- **Supplied information**:
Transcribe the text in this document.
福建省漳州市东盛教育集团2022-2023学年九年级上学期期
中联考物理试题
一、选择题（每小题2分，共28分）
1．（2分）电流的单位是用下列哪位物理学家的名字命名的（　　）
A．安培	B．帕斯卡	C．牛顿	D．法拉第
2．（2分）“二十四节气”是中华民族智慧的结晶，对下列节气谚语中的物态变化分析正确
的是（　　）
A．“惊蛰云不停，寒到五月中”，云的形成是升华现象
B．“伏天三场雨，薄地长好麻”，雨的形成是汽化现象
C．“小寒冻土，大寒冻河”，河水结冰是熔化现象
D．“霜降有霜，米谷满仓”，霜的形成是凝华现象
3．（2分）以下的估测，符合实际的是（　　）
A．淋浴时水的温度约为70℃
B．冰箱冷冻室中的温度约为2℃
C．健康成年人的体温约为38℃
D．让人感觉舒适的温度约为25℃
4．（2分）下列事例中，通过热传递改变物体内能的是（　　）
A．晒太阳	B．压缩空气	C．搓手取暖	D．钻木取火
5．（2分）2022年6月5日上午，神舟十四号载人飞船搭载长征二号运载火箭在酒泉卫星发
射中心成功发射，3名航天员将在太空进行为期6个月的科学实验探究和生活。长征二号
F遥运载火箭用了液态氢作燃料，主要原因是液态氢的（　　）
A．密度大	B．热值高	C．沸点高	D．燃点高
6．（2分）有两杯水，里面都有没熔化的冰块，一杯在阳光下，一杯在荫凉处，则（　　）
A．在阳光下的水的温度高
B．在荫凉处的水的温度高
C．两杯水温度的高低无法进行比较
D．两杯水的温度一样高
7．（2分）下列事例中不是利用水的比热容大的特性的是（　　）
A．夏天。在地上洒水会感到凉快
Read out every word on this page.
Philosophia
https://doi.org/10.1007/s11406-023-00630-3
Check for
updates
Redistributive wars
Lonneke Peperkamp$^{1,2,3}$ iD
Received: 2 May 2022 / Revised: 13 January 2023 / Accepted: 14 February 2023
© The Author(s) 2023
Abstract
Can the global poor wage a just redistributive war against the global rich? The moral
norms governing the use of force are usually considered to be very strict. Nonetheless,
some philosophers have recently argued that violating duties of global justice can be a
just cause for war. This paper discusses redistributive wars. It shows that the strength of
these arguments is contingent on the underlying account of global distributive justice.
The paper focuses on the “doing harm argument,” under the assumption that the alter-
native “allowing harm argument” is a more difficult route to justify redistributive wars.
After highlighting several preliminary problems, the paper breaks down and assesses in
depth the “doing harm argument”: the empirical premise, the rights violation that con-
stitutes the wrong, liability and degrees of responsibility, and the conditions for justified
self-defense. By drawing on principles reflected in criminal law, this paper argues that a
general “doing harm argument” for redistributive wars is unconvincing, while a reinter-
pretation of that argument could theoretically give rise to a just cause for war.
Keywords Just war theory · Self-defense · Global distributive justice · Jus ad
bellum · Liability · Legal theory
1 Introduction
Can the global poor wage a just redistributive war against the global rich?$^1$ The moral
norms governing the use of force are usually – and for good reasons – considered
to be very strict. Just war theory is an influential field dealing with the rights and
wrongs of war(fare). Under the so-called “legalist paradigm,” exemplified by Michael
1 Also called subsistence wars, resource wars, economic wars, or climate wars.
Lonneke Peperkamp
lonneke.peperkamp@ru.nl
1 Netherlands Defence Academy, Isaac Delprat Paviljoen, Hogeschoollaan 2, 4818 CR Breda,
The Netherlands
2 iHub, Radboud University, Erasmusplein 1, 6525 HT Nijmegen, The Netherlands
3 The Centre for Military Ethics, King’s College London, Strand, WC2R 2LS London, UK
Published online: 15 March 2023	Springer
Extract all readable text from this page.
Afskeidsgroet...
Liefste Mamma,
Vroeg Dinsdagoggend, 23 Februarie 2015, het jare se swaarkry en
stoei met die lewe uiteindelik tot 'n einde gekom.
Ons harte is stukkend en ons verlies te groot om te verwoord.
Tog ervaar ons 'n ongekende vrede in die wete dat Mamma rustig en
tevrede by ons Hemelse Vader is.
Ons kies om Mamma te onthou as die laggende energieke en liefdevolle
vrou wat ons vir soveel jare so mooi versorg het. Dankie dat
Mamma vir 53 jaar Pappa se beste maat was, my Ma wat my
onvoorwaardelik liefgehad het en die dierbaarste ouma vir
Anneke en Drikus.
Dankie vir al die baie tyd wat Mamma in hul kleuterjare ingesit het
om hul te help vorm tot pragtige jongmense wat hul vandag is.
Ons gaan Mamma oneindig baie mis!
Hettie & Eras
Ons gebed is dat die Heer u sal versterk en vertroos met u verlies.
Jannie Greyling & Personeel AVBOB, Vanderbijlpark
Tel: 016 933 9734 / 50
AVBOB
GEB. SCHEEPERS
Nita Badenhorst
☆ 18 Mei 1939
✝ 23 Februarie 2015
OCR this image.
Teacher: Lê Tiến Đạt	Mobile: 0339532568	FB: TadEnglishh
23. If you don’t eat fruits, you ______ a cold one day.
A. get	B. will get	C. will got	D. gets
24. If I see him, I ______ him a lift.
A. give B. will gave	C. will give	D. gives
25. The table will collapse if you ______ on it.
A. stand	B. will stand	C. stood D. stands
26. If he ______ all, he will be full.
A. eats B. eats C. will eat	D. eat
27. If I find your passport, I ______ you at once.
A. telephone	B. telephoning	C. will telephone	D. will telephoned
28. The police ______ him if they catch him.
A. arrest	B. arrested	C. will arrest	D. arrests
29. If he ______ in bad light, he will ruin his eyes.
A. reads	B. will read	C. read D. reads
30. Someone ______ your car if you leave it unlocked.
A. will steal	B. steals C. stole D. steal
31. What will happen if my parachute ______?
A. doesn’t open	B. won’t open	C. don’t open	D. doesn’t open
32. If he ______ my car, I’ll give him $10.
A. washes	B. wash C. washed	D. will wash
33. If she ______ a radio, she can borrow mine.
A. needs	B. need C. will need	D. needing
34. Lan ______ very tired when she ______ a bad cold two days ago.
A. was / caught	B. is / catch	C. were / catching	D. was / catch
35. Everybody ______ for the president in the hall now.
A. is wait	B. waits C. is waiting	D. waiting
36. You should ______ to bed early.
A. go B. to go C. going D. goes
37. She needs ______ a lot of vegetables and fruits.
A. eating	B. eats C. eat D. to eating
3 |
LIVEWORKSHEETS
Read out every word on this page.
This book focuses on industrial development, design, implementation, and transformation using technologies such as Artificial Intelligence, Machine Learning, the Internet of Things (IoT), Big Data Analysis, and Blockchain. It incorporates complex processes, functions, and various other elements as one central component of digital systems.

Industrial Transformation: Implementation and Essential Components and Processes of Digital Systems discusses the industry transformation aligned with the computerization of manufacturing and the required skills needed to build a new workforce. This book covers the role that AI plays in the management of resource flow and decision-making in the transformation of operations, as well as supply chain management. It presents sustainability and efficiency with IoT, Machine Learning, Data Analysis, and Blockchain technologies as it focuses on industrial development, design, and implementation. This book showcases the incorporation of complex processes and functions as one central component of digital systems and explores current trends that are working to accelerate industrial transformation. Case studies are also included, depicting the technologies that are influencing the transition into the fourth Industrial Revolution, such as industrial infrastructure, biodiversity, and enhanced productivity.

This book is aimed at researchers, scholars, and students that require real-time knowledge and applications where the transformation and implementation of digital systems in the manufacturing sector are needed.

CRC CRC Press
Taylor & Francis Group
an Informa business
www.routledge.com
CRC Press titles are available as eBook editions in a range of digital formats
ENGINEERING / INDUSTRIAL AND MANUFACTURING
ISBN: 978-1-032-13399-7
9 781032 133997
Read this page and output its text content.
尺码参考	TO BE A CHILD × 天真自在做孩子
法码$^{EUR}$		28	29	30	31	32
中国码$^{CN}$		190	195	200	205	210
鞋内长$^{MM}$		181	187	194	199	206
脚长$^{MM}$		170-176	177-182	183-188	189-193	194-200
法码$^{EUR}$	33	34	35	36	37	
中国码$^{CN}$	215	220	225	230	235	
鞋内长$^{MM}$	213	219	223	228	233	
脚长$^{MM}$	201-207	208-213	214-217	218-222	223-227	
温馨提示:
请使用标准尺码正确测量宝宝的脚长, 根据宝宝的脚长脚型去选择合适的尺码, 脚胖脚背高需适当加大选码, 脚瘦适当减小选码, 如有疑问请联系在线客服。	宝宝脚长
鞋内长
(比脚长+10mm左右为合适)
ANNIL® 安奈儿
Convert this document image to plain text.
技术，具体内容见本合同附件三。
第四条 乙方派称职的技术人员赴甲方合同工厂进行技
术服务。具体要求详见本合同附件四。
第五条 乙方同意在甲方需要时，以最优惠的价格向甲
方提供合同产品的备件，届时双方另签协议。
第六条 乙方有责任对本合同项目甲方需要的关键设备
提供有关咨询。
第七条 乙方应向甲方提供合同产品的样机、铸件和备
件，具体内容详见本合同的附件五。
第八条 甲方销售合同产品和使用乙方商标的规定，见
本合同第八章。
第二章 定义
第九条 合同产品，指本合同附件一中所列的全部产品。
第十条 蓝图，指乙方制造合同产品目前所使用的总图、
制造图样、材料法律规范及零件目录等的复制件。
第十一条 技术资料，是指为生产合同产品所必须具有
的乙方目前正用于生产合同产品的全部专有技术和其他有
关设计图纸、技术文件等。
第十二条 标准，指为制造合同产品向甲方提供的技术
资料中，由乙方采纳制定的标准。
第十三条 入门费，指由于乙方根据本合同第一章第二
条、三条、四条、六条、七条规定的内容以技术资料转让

- **What to produce**: Beginning with the line that contains "Convert this document image to plain text.", repeat every line through the end of the records and nothing more.

- **Exercise output**:
Convert this document image to plain text.
技术，具体内容见本合同附件三。
第四条 乙方派称职的技术人员赴甲方合同工厂进行技
术服务。具体要求详见本合同附件四。
第五条 乙方同意在甲方需要时，以最优惠的价格向甲
方提供合同产品的备件，届时双方另签协议。
第六条 乙方有责任对本合同项目甲方需要的关键设备
提供有关咨询。
第七条 乙方应向甲方提供合同产品的样机、铸件和备
件，具体内容详见本合同的附件五。
第八条 甲方销售合同产品和使用乙方商标的规定，见
本合同第八章。
第二章 定义
第九条 合同产品，指本合同附件一中所列的全部产品。
第十条 蓝图，指乙方制造合同产品目前所使用的总图、
制造图样、材料法律规范及零件目录等的复制件。
第十一条 技术资料，是指为生产合同产品所必须具有
的乙方目前正用于生产合同产品的全部专有技术和其他有
关设计图纸、技术文件等。
第十二条 标准，指为制造合同产品向甲方提供的技术
资料中，由乙方采纳制定的标准。
第十三条 入门费，指由于乙方根据本合同第一章第二
条、三条、四条、六条、七条规定的内容以技术资料转让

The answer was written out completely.